» **DESCRIPTION OF THE TASK**:
Could you print all the entries exactly?

» **RECORDED INFORMATION**:
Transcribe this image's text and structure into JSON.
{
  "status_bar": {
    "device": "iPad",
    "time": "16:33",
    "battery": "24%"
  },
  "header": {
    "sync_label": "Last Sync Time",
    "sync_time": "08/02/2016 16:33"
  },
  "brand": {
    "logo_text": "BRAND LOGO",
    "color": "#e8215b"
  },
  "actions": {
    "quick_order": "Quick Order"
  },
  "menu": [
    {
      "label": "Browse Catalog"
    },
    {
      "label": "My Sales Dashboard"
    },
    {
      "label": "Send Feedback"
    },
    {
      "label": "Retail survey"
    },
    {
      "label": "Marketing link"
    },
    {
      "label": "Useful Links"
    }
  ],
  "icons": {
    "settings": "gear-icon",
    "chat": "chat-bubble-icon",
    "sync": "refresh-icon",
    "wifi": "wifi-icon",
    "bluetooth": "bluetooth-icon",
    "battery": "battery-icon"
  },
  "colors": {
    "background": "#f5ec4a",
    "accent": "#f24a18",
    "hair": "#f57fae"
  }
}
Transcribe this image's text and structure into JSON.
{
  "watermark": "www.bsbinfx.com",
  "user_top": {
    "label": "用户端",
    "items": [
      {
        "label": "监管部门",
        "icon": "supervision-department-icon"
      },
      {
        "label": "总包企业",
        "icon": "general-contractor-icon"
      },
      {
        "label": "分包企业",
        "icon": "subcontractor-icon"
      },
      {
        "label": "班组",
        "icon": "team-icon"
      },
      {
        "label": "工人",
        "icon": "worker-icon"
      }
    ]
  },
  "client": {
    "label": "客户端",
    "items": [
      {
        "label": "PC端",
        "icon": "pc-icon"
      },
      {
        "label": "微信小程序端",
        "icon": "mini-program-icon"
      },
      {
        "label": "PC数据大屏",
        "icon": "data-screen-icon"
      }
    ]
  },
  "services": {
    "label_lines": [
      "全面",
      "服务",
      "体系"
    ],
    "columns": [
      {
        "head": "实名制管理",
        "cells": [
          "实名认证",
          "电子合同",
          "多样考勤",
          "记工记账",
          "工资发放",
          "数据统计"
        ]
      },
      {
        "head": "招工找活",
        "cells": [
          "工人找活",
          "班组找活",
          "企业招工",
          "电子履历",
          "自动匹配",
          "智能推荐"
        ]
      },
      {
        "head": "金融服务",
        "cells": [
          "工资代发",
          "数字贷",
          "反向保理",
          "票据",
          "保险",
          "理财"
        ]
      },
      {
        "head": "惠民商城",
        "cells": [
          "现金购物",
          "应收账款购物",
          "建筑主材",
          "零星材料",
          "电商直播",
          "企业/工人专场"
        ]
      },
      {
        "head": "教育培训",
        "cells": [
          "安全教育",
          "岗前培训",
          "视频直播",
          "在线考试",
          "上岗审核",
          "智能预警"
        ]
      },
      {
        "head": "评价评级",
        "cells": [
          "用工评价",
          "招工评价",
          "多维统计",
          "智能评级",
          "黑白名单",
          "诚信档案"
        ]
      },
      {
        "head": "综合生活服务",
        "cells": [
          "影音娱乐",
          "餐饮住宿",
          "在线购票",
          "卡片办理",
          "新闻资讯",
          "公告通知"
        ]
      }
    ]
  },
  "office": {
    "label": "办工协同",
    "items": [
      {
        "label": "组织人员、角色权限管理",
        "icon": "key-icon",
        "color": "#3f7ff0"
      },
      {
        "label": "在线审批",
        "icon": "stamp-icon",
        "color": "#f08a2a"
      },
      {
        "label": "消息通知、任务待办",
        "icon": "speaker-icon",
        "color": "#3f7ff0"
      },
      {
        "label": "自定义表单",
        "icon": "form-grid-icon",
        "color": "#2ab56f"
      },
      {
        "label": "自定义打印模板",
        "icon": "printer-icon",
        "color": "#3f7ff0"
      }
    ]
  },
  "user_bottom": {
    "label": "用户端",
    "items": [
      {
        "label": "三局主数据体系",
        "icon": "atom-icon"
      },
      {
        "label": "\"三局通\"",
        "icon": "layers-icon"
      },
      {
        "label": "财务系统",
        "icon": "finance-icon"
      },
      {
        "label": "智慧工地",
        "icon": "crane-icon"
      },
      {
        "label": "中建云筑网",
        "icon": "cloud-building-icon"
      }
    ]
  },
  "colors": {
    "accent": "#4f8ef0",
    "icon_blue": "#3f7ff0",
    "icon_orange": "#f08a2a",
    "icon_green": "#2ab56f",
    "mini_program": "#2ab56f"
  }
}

» **ANSWER TO THE PROBLEM**:
Transcribe this image's text and structure into JSON.
{
  "status_bar": {
    "device": "iPad",
    "time": "16:33",
    "battery": "24%"
  },
  "header": {
    "sync_label": "Last Sync Time",
    "sync_time": "08/02/2016 16:33"
  },
  "brand": {
    "logo_text": "BRAND LOGO",
    "color": "#e8215b"
  },
  "actions": {
    "quick_order": "Quick Order"
  },
  "menu": [
    {
      "label": "Browse Catalog"
    },
    {
      "label": "My Sales Dashboard"
    },
    {
      "label": "Send Feedback"
    },
    {
      "label": "Retail survey"
    },
    {
      "label": "Marketing link"
    },
    {
      "label": "Useful Links"
    }
  ],
  "icons": {
    "settings": "gear-icon",
    "chat": "chat-bubble-icon",
    "sync": "refresh-icon",
    "wifi": "wifi-icon",
    "bluetooth": "bluetooth-icon",
    "battery": "battery-icon"
  },
  "colors": {
    "background": "#f5ec4a",
    "accent": "#f24a18",
    "hair": "#f57fae"
  }
}
Transcribe this image's text and structure into JSON.
{
  "watermark": "www.bsbinfx.com",
  "user_top": {
    "label": "用户端",
    "items": [
      {
        "label": "监管部门",
        "icon": "supervision-department-icon"
      },
      {
        "label": "总包企业",
        "icon": "general-contractor-icon"
      },
      {
        "label": "分包企业",
        "icon": "subcontractor-icon"
      },
      {
        "label": "班组",
        "icon": "team-icon"
      },
      {
        "label": "工人",
        "icon": "worker-icon"
      }
    ]
  },
  "client": {
    "label": "客户端",
    "items": [
      {
        "label": "PC端",
        "icon": "pc-icon"
      },
      {
        "label": "微信小程序端",
        "icon": "mini-program-icon"
      },
      {
        "label": "PC数据大屏",
        "icon": "data-screen-icon"
      }
    ]
  },
  "services": {
    "label_lines": [
      "全面",
      "服务",
      "体系"
    ],
    "columns": [
      {
        "head": "实名制管理",
        "cells": [
          "实名认证",
          "电子合同",
          "多样考勤",
          "记工记账",
          "工资发放",
          "数据统计"
        ]
      },
      {
        "head": "招工找活",
        "cells": [
          "工人找活",
          "班组找活",
          "企业招工",
          "电子履历",
          "自动匹配",
          "智能推荐"
        ]
      },
      {
        "head": "金融服务",
        "cells": [
          "工资代发",
          "数字贷",
          "反向保理",
          "票据",
          "保险",
          "理财"
        ]
      },
      {
        "head": "惠民商城",
        "cells": [
          "现金购物",
          "应收账款购物",
          "建筑主材",
          "零星材料",
          "电商直播",
          "企业/工人专场"
        ]
      },
      {
        "head": "教育培训",
        "cells": [
          "安全教育",
          "岗前培训",
          "视频直播",
          "在线考试",
          "上岗审核",
          "智能预警"
        ]
      },
      {
        "head": "评价评级",
        "cells": [
          "用工评价",
          "招工评价",
          "多维统计",
          "智能评级",
          "黑白名单",
          "诚信档案"
        ]
      },
      {
        "head": "综合生活服务",
        "cells": [
          "影音娱乐",
          "餐饮住宿",
          "在线购票",
          "卡片办理",
          "新闻资讯",
          "公告通知"
        ]
      }
    ]
  },
  "office": {
    "label": "办工协同",
    "items": [
      {
        "label": "组织人员、角色权限管理",
        "icon": "key-icon",
        "color": "#3f7ff0"
      },
      {
        "label": "在线审批",
        "icon": "stamp-icon",
        "color": "#f08a2a"
      },
      {
        "label": "消息通知、任务待办",
        "icon": "speaker-icon",
        "color": "#3f7ff0"
      },
      {
        "label": "自定义表单",
        "icon": "form-grid-icon",
        "color": "#2ab56f"
      },
      {
        "label": "自定义打印模板",
        "icon": "printer-icon",
        "color": "#3f7ff0"
      }
    ]
  },
  "user_bottom": {
    "label": "用户端",
    "items": [
      {
        "label": "三局主数据体系",
        "icon": "atom-icon"
      },
      {
        "label": "\"三局通\"",
        "icon": "layers-icon"
      },
      {
        "label": "财务系统",
        "icon": "finance-icon"
      },
      {
        "label": "智慧工地",
        "icon": "crane-icon"
      },
      {
        "label": "中建云筑网",
        "icon": "cloud-building-icon"
      }
    ]
  },
  "colors": {
    "accent": "#4f8ef0",
    "icon_blue": "#3f7ff0",
    "icon_orange": "#f08a2a",
    "icon_green": "#2ab56f",
    "mini_program": "#2ab56f"
  }
}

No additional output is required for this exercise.